• _WRITTEN INSTRUCTION_: Among the lines below, count those with "screenshot". Give the total alone.

• _STORED ROWS_:
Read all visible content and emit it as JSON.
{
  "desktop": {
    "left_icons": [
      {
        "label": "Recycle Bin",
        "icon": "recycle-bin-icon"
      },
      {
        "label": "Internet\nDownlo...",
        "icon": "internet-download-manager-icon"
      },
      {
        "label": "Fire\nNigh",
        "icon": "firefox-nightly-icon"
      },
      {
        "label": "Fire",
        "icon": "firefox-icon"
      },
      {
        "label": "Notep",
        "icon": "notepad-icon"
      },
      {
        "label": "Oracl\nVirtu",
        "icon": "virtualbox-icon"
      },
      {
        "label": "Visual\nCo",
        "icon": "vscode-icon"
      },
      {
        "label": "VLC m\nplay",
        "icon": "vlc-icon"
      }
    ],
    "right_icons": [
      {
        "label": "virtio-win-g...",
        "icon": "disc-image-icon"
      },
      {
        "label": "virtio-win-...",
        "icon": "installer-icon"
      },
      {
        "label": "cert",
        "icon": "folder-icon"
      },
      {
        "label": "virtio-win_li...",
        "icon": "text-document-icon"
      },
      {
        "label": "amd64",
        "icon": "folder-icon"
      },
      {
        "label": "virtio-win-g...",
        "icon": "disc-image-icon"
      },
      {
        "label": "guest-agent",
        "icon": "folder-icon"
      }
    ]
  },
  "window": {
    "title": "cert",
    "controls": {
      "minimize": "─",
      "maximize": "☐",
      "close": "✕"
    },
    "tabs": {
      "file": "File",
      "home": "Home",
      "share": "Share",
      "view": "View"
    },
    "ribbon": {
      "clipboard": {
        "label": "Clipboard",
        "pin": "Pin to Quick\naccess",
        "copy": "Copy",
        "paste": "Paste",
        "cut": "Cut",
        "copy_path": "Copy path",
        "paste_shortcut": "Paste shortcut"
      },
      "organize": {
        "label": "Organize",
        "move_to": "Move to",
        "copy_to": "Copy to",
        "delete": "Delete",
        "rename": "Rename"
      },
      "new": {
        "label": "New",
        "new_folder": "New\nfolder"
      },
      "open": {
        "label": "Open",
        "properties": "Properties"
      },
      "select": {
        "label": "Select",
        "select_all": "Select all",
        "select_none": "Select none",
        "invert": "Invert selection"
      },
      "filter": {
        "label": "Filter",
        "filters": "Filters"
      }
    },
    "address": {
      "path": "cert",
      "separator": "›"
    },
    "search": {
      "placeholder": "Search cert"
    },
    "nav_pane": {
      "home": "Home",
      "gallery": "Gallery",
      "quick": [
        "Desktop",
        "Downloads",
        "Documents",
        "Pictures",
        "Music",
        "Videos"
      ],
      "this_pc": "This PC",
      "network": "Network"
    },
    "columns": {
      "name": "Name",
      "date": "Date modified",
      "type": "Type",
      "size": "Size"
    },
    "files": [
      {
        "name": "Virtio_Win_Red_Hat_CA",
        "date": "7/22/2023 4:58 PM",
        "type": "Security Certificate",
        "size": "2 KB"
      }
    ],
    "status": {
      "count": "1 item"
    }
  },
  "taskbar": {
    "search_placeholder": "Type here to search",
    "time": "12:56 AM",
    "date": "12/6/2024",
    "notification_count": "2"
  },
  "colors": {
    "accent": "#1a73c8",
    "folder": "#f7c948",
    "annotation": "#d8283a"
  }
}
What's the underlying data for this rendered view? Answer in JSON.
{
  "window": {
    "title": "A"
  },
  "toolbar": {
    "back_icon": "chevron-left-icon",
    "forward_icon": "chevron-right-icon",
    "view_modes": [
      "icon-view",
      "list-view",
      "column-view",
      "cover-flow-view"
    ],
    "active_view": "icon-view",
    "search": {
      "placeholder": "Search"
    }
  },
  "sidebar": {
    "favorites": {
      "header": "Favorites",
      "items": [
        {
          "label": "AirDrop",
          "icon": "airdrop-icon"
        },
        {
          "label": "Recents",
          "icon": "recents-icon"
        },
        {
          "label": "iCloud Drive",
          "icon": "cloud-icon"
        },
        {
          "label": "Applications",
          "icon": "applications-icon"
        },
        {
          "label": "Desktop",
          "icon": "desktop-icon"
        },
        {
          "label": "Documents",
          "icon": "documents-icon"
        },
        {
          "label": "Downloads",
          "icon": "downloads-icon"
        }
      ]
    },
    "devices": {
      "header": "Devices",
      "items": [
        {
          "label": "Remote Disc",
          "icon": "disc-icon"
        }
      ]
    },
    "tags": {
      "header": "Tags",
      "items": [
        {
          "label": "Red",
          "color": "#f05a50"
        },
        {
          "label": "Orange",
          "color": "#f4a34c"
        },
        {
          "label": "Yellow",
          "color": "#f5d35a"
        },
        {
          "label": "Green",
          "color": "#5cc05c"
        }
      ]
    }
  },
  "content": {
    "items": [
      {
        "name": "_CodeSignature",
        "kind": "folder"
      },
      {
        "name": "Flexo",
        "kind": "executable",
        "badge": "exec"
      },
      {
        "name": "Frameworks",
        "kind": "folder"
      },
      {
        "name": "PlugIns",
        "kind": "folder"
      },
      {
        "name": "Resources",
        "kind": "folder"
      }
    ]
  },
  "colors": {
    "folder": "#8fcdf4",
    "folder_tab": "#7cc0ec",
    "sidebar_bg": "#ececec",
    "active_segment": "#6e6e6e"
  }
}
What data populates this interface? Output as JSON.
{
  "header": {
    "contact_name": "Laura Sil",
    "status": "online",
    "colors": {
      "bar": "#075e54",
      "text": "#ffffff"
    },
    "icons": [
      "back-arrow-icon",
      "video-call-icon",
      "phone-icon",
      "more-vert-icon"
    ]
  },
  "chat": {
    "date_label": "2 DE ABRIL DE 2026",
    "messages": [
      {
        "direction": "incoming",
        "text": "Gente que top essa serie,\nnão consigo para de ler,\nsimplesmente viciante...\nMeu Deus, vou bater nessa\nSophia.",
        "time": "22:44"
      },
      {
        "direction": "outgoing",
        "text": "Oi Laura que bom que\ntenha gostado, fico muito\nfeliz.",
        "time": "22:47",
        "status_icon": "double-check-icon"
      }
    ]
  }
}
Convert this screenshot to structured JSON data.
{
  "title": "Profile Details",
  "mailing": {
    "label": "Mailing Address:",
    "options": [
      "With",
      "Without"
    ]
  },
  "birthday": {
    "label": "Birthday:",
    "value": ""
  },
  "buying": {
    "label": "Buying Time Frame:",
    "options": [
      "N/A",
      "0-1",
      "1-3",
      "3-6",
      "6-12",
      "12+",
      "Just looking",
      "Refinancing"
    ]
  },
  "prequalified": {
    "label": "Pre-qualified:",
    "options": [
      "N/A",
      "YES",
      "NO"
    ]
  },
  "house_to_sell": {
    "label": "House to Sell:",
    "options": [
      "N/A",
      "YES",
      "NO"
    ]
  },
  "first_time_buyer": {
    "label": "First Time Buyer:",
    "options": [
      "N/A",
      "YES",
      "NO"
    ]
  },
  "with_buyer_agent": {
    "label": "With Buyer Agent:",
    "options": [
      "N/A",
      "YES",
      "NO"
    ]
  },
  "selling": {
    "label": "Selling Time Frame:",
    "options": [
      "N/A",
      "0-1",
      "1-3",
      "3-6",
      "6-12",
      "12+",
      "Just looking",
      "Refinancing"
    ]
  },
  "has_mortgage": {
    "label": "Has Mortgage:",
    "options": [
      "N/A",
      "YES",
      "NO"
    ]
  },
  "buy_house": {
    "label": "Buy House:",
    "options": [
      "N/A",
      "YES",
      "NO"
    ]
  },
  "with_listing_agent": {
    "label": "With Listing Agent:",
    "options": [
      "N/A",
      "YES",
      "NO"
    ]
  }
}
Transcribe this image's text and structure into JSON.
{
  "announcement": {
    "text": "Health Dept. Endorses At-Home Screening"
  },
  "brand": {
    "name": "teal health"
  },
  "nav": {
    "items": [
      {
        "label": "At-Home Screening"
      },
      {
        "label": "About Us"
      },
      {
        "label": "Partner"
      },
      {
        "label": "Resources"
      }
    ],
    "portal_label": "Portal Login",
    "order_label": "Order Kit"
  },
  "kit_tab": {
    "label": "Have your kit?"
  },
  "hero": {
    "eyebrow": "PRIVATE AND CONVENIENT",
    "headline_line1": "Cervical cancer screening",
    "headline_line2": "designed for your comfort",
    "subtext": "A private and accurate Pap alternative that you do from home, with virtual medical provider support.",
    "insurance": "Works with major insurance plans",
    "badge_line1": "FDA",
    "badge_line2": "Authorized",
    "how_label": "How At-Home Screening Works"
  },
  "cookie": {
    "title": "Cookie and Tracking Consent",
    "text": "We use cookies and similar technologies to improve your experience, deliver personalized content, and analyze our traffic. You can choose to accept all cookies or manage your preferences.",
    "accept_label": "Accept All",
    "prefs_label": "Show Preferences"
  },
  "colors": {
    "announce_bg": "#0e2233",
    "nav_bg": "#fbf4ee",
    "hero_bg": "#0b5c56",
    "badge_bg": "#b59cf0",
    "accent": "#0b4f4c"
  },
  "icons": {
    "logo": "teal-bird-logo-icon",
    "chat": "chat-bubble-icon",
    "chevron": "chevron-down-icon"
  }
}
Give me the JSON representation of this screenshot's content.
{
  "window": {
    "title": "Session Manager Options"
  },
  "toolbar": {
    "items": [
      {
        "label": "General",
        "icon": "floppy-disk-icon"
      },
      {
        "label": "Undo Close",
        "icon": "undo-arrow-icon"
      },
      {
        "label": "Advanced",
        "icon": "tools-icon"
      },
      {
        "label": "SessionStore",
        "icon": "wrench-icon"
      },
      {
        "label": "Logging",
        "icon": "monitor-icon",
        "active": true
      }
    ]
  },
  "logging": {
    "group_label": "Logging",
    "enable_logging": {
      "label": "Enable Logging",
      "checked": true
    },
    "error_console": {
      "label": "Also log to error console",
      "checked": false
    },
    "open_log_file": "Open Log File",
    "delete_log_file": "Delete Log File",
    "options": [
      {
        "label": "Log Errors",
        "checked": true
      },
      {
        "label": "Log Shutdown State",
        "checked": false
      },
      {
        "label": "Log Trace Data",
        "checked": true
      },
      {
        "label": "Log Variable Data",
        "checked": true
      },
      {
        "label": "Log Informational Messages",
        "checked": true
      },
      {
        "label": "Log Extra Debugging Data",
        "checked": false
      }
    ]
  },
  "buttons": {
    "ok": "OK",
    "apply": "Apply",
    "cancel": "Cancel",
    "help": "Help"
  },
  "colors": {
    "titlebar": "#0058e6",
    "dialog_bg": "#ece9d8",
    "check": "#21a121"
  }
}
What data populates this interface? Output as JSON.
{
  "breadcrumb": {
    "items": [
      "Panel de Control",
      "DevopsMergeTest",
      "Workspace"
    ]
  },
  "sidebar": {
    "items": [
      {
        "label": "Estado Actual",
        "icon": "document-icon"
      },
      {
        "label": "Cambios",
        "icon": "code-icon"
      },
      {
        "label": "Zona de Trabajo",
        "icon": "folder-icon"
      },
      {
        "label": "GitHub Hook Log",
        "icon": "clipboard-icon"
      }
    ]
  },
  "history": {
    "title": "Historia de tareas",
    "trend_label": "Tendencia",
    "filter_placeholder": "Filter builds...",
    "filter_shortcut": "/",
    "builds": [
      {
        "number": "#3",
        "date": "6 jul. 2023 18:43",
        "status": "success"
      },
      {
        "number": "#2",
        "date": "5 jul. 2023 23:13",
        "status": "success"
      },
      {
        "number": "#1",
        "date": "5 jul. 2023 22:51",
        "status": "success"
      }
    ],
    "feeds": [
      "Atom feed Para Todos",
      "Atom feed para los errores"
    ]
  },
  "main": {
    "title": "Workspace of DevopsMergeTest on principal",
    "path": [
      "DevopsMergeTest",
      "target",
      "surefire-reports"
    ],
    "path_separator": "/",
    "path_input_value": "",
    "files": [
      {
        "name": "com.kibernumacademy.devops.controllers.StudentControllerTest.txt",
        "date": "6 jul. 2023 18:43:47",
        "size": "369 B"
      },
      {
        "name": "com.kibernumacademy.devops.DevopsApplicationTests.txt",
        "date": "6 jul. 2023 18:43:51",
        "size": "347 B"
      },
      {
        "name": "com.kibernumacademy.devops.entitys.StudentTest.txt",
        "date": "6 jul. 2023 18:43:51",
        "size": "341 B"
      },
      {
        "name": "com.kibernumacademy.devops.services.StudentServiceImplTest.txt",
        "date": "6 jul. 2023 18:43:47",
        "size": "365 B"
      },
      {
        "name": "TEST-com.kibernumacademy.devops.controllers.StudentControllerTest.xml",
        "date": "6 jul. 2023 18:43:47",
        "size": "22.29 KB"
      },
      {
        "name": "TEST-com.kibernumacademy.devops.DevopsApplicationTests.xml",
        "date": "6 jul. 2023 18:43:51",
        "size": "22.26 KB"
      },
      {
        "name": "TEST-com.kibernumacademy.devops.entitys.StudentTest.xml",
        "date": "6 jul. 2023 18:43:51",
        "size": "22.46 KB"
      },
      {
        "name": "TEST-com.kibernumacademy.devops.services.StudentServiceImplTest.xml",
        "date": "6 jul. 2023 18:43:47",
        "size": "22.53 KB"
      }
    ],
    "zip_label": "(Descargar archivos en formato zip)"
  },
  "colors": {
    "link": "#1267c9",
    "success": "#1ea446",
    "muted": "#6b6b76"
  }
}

• _REPLY_: 2